## WRITTEN EXERCISE
Repeat, without any change, the entries presented below.

## DATA SHOWN
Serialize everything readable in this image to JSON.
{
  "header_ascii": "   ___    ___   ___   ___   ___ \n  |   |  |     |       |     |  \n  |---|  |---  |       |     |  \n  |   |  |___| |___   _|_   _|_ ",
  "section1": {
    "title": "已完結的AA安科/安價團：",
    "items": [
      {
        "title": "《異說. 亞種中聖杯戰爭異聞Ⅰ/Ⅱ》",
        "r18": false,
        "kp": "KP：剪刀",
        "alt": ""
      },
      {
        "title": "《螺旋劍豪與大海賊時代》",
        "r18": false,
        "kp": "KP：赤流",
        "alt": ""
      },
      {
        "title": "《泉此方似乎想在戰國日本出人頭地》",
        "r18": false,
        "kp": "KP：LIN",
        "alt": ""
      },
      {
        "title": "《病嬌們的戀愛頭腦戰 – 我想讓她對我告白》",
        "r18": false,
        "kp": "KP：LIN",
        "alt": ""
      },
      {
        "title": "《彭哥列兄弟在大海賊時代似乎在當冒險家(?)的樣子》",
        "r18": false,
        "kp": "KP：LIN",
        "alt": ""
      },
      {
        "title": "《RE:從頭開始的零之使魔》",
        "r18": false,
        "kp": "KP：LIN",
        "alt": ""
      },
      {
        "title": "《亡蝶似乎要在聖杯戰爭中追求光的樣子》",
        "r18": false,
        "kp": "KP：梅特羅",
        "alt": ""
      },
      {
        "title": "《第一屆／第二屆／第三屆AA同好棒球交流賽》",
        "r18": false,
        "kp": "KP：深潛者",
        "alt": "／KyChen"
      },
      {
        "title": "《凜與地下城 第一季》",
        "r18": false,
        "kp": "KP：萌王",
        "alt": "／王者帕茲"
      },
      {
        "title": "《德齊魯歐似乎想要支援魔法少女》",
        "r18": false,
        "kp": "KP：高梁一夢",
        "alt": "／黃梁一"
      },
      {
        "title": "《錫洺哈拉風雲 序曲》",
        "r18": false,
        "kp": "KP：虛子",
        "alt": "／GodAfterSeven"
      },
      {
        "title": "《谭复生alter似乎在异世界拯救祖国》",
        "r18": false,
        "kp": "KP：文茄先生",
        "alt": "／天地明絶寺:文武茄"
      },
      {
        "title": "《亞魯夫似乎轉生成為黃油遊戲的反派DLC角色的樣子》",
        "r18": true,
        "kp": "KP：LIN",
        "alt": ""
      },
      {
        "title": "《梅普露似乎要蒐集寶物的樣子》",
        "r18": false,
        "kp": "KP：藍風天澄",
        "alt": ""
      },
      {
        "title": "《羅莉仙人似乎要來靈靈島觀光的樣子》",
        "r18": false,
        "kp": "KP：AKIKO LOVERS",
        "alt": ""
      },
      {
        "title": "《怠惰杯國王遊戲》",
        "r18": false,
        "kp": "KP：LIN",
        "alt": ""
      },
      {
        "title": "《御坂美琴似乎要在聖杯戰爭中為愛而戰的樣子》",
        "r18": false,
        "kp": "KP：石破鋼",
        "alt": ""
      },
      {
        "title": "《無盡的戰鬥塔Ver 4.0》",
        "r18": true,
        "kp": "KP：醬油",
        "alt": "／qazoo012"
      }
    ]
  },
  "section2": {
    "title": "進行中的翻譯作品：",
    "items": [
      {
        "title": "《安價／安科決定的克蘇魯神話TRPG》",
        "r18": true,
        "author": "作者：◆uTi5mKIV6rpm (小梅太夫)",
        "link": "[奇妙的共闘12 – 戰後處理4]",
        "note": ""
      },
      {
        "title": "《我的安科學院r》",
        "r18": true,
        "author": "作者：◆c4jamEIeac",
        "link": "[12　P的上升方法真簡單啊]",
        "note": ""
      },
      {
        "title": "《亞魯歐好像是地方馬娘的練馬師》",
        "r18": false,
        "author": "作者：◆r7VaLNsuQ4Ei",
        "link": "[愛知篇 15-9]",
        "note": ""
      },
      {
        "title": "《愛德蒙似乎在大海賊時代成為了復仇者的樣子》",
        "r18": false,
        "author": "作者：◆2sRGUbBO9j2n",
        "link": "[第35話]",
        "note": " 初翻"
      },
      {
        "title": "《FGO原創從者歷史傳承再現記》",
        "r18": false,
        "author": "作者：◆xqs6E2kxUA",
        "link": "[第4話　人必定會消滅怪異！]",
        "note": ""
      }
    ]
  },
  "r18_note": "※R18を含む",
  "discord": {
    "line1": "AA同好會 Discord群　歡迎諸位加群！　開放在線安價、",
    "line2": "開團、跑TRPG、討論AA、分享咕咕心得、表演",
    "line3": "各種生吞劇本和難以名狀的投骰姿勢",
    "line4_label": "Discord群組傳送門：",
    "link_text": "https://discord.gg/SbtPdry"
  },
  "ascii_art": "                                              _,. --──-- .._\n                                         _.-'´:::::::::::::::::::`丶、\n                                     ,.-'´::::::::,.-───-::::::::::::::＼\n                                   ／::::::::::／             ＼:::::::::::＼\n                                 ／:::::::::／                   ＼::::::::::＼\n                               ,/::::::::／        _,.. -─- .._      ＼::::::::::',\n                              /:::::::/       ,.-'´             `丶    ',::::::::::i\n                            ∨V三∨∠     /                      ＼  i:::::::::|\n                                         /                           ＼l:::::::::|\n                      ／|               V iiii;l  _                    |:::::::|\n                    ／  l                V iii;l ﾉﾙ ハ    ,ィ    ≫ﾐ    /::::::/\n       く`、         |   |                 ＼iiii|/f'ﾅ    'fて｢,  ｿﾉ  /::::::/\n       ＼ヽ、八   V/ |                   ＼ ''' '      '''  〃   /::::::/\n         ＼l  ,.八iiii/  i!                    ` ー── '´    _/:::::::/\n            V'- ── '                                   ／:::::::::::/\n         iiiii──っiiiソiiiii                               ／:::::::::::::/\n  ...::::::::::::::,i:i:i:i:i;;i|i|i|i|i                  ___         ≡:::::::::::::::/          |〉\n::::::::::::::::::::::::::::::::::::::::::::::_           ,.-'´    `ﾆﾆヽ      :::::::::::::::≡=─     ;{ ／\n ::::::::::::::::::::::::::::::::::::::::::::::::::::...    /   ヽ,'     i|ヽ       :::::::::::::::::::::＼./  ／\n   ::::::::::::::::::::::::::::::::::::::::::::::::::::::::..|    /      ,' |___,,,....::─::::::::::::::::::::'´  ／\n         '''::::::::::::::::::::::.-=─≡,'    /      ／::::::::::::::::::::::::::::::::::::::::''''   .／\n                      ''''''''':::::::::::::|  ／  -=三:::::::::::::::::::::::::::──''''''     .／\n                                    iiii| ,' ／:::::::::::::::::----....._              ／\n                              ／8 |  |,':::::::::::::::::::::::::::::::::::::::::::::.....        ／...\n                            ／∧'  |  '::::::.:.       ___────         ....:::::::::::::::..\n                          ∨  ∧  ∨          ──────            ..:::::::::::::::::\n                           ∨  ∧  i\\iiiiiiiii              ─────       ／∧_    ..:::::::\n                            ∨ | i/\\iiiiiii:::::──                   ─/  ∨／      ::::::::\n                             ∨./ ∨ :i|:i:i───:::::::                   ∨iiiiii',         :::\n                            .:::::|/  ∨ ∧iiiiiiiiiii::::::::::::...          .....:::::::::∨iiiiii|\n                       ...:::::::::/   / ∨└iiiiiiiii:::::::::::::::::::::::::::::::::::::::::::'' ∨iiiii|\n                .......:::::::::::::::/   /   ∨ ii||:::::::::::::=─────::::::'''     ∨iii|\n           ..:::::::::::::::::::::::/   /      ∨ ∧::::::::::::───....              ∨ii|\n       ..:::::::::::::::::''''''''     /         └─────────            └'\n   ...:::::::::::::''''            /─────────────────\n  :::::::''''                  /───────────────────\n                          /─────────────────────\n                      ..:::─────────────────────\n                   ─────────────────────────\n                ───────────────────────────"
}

## WORKED SOLUTION
Serialize everything readable in this image to JSON.
{
  "header_ascii": "   ___    ___   ___   ___   ___ \n  |   |  |     |       |     |  \n  |---|  |---  |       |     |  \n  |   |  |___| |___   _|_   _|_ ",
  "section1": {
    "title": "已完結的AA安科/安價團：",
    "items": [
      {
        "title": "《異說. 亞種中聖杯戰爭異聞Ⅰ/Ⅱ》",
        "r18": false,
        "kp": "KP：剪刀",
        "alt": ""
      },
      {
        "title": "《螺旋劍豪與大海賊時代》",
        "r18": false,
        "kp": "KP：赤流",
        "alt": ""
      },
      {
        "title": "《泉此方似乎想在戰國日本出人頭地》",
        "r18": false,
        "kp": "KP：LIN",
        "alt": ""
      },
      {
        "title": "《病嬌們的戀愛頭腦戰 – 我想讓她對我告白》",
        "r18": false,
        "kp": "KP：LIN",
        "alt": ""
      },
      {
        "title": "《彭哥列兄弟在大海賊時代似乎在當冒險家(?)的樣子》",
        "r18": false,
        "kp": "KP：LIN",
        "alt": ""
      },
      {
        "title": "《RE:從頭開始的零之使魔》",
        "r18": false,
        "kp": "KP：LIN",
        "alt": ""
      },
      {
        "title": "《亡蝶似乎要在聖杯戰爭中追求光的樣子》",
        "r18": false,
        "kp": "KP：梅特羅",
        "alt": ""
      },
      {
        "title": "《第一屆／第二屆／第三屆AA同好棒球交流賽》",
        "r18": false,
        "kp": "KP：深潛者",
        "alt": "／KyChen"
      },
      {
        "title": "《凜與地下城 第一季》",
        "r18": false,
        "kp": "KP：萌王",
        "alt": "／王者帕茲"
      },
      {
        "title": "《德齊魯歐似乎想要支援魔法少女》",
        "r18": false,
        "kp": "KP：高梁一夢",
        "alt": "／黃梁一"
      },
      {
        "title": "《錫洺哈拉風雲 序曲》",
        "r18": false,
        "kp": "KP：虛子",
        "alt": "／GodAfterSeven"
      },
      {
        "title": "《谭复生alter似乎在异世界拯救祖国》",
        "r18": false,
        "kp": "KP：文茄先生",
        "alt": "／天地明絶寺:文武茄"
      },
      {
        "title": "《亞魯夫似乎轉生成為黃油遊戲的反派DLC角色的樣子》",
        "r18": true,
        "kp": "KP：LIN",
        "alt": ""
      },
      {
        "title": "《梅普露似乎要蒐集寶物的樣子》",
        "r18": false,
        "kp": "KP：藍風天澄",
        "alt": ""
      },
      {
        "title": "《羅莉仙人似乎要來靈靈島觀光的樣子》",
        "r18": false,
        "kp": "KP：AKIKO LOVERS",
        "alt": ""
      },
      {
        "title": "《怠惰杯國王遊戲》",
        "r18": false,
        "kp": "KP：LIN",
        "alt": ""
      },
      {
        "title": "《御坂美琴似乎要在聖杯戰爭中為愛而戰的樣子》",
        "r18": false,
        "kp": "KP：石破鋼",
        "alt": ""
      },
      {
        "title": "《無盡的戰鬥塔Ver 4.0》",
        "r18": true,
        "kp": "KP：醬油",
        "alt": "／qazoo012"
      }
    ]
  },
  "section2": {
    "title": "進行中的翻譯作品：",
    "items": [
      {
        "title": "《安價／安科決定的克蘇魯神話TRPG》",
        "r18": true,
        "author": "作者：◆uTi5mKIV6rpm (小梅太夫)",
        "link": "[奇妙的共闘12 – 戰後處理4]",
        "note": ""
      },
      {
        "title": "《我的安科學院r》",
        "r18": true,
        "author": "作者：◆c4jamEIeac",
        "link": "[12　P的上升方法真簡單啊]",
        "note": ""
      },
      {
        "title": "《亞魯歐好像是地方馬娘的練馬師》",
        "r18": false,
        "author": "作者：◆r7VaLNsuQ4Ei",
        "link": "[愛知篇 15-9]",
        "note": ""
      },
      {
        "title": "《愛德蒙似乎在大海賊時代成為了復仇者的樣子》",
        "r18": false,
        "author": "作者：◆2sRGUbBO9j2n",
        "link": "[第35話]",
        "note": " 初翻"
      },
      {
        "title": "《FGO原創從者歷史傳承再現記》",
        "r18": false,
        "author": "作者：◆xqs6E2kxUA",
        "link": "[第4話　人必定會消滅怪異！]",
        "note": ""
      }
    ]
  },
  "r18_note": "※R18を含む",
  "discord": {
    "line1": "AA同好會 Discord群　歡迎諸位加群！　開放在線安價、",
    "line2": "開團、跑TRPG、討論AA、分享咕咕心得、表演",
    "line3": "各種生吞劇本和難以名狀的投骰姿勢",
    "line4_label": "Discord群組傳送門：",
    "link_text": "https://discord.gg/SbtPdry"
  },
  "ascii_art": "                                              _,. --──-- .._\n                                         _.-'´:::::::::::::::::::`丶、\n                                     ,.-'´::::::::,.-───-::::::::::::::＼\n                                   ／::::::::::／             ＼:::::::::::＼\n                                 ／:::::::::／                   ＼::::::::::＼\n                               ,/::::::::／        _,.. -─- .._      ＼::::::::::',\n                              /:::::::/       ,.-'´             `丶    ',::::::::::i\n                            ∨V三∨∠     /                      ＼  i:::::::::|\n                                         /                           ＼l:::::::::|\n                      ／|               V iiii;l  _                    |:::::::|\n                    ／  l                V iii;l ﾉﾙ ハ    ,ィ    ≫ﾐ    /::::::/\n       く`、         |   |                 ＼iiii|/f'ﾅ    'fて｢,  ｿﾉ  /::::::/\n       ＼ヽ、八   V/ |                   ＼ ''' '      '''  〃   /::::::/\n         ＼l  ,.八iiii/  i!                    ` ー── '´    _/:::::::/\n            V'- ── '                                   ／:::::::::::/\n         iiiii──っiiiソiiiii                               ／:::::::::::::/\n  ...::::::::::::::,i:i:i:i:i;;i|i|i|i|i                  ___         ≡:::::::::::::::/          |〉\n::::::::::::::::::::::::::::::::::::::::::::::_           ,.-'´    `ﾆﾆヽ      :::::::::::::::≡=─     ;{ ／\n ::::::::::::::::::::::::::::::::::::::::::::::::::::...    /   ヽ,'     i|ヽ       :::::::::::::::::::::＼./  ／\n   ::::::::::::::::::::::::::::::::::::::::::::::::::::::::..|    /      ,' |___,,,....::─::::::::::::::::::::'´  ／\n         '''::::::::::::::::::::::.-=─≡,'    /      ／::::::::::::::::::::::::::::::::::::::::''''   .／\n                      ''''''''':::::::::::::|  ／  -=三:::::::::::::::::::::::::::──''''''     .／\n                                    iiii| ,' ／:::::::::::::::::----....._              ／\n                              ／8 |  |,':::::::::::::::::::::::::::::::::::::::::::::.....        ／...\n                            ／∧'  |  '::::::.:.       ___────         ....:::::::::::::::..\n                          ∨  ∧  ∨          ──────            ..:::::::::::::::::\n                           ∨  ∧  i\\iiiiiiiii              ─────       ／∧_    ..:::::::\n                            ∨ | i/\\iiiiiii:::::──                   ─/  ∨／      ::::::::\n                             ∨./ ∨ :i|:i:i───:::::::                   ∨iiiiii',         :::\n                            .:::::|/  ∨ ∧iiiiiiiiiii::::::::::::...          .....:::::::::∨iiiiii|\n                       ...:::::::::/   / ∨└iiiiiiiii:::::::::::::::::::::::::::::::::::::::::::'' ∨iiiii|\n                .......:::::::::::::::/   /   ∨ ii||:::::::::::::=─────::::::'''     ∨iii|\n           ..:::::::::::::::::::::::/   /      ∨ ∧::::::::::::───....              ∨ii|\n       ..:::::::::::::::::''''''''     /         └─────────            └'\n   ...:::::::::::::''''            /─────────────────\n  :::::::''''                  /───────────────────\n                          /─────────────────────\n                      ..:::─────────────────────\n                   ─────────────────────────\n                ───────────────────────────"
}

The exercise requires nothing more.